WHAT TO WORK ON ::
Work out the number of lines in the records that include the word "title"; reply with that number alone.
══════════
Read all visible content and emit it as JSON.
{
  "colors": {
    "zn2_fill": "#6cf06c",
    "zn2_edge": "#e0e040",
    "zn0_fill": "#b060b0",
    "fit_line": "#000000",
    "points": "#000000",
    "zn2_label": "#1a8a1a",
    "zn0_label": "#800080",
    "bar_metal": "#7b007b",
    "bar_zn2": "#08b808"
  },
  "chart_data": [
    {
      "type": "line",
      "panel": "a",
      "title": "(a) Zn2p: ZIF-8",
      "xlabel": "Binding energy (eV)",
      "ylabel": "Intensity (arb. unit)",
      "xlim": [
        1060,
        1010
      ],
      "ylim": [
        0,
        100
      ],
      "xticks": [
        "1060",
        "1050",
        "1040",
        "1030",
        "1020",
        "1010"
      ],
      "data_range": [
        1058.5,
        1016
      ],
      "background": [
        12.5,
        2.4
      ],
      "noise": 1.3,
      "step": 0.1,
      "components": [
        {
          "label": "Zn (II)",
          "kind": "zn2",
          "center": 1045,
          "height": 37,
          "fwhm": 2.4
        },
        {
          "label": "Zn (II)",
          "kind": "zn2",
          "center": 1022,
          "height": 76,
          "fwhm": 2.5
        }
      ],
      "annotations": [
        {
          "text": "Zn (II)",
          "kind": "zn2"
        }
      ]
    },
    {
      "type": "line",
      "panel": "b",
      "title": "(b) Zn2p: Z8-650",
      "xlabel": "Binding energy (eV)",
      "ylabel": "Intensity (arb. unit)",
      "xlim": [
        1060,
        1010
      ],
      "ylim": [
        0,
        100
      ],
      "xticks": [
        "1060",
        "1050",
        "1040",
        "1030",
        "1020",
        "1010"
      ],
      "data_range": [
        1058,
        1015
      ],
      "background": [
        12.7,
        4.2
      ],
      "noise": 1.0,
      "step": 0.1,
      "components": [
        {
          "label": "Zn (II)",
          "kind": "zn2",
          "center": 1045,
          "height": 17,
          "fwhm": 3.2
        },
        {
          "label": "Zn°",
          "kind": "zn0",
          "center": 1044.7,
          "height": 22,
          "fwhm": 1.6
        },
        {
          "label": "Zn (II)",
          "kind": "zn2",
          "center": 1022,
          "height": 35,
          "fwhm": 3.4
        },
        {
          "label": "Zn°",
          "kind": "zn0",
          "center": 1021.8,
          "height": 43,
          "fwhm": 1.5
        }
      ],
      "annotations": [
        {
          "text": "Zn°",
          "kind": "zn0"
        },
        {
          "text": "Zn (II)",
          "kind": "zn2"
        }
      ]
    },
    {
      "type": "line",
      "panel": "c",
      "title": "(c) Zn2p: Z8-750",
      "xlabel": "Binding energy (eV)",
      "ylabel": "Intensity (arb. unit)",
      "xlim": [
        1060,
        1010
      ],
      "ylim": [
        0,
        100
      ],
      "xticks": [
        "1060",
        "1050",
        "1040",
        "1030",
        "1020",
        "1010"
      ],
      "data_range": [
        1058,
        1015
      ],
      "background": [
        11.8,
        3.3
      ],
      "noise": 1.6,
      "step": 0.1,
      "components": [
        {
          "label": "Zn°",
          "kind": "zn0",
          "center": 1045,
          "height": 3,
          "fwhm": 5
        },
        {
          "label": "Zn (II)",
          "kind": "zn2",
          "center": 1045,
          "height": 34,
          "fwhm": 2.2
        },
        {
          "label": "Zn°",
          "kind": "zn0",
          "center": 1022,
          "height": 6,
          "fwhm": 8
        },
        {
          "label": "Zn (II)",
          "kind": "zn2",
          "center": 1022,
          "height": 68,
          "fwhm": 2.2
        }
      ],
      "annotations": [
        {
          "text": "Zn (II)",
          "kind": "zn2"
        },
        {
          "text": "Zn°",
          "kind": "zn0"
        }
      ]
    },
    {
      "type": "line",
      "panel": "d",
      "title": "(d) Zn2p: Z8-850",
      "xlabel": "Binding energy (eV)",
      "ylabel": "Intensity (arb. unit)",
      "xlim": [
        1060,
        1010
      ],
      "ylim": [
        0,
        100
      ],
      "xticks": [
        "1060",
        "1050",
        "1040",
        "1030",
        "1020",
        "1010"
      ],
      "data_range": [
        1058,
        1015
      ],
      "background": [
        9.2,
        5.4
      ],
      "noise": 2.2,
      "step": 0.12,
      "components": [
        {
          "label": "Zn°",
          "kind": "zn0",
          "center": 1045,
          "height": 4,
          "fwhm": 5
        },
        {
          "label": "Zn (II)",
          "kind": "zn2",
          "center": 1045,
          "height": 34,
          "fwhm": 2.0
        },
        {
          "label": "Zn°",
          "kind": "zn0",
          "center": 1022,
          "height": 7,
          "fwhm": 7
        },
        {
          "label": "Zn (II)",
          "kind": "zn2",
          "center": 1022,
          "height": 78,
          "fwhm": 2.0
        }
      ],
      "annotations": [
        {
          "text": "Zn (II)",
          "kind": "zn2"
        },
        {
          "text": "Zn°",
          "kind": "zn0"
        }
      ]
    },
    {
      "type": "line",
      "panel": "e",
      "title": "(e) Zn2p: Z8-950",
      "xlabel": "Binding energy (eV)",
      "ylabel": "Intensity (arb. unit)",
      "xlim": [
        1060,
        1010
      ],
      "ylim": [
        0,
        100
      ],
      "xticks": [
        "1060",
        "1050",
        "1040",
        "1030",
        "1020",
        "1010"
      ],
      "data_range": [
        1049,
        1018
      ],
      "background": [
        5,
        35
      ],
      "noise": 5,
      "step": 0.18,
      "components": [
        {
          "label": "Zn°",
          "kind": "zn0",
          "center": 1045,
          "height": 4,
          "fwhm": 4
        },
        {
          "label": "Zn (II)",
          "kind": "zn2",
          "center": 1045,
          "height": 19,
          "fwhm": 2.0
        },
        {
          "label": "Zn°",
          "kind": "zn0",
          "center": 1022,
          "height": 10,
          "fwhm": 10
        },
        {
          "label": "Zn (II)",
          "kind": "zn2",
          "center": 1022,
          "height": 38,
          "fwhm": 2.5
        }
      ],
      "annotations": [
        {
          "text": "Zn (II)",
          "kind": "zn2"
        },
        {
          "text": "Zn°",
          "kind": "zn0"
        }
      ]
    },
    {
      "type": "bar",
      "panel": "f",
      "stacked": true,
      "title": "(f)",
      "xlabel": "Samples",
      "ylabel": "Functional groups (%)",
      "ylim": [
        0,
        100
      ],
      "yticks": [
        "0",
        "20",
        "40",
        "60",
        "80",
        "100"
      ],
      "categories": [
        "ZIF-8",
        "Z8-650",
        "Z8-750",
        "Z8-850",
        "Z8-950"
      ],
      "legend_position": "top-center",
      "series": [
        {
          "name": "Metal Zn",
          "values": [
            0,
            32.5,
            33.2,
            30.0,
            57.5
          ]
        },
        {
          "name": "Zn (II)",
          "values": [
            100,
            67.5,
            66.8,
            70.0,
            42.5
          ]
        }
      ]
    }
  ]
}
══════════
THE OUTPUT ::
6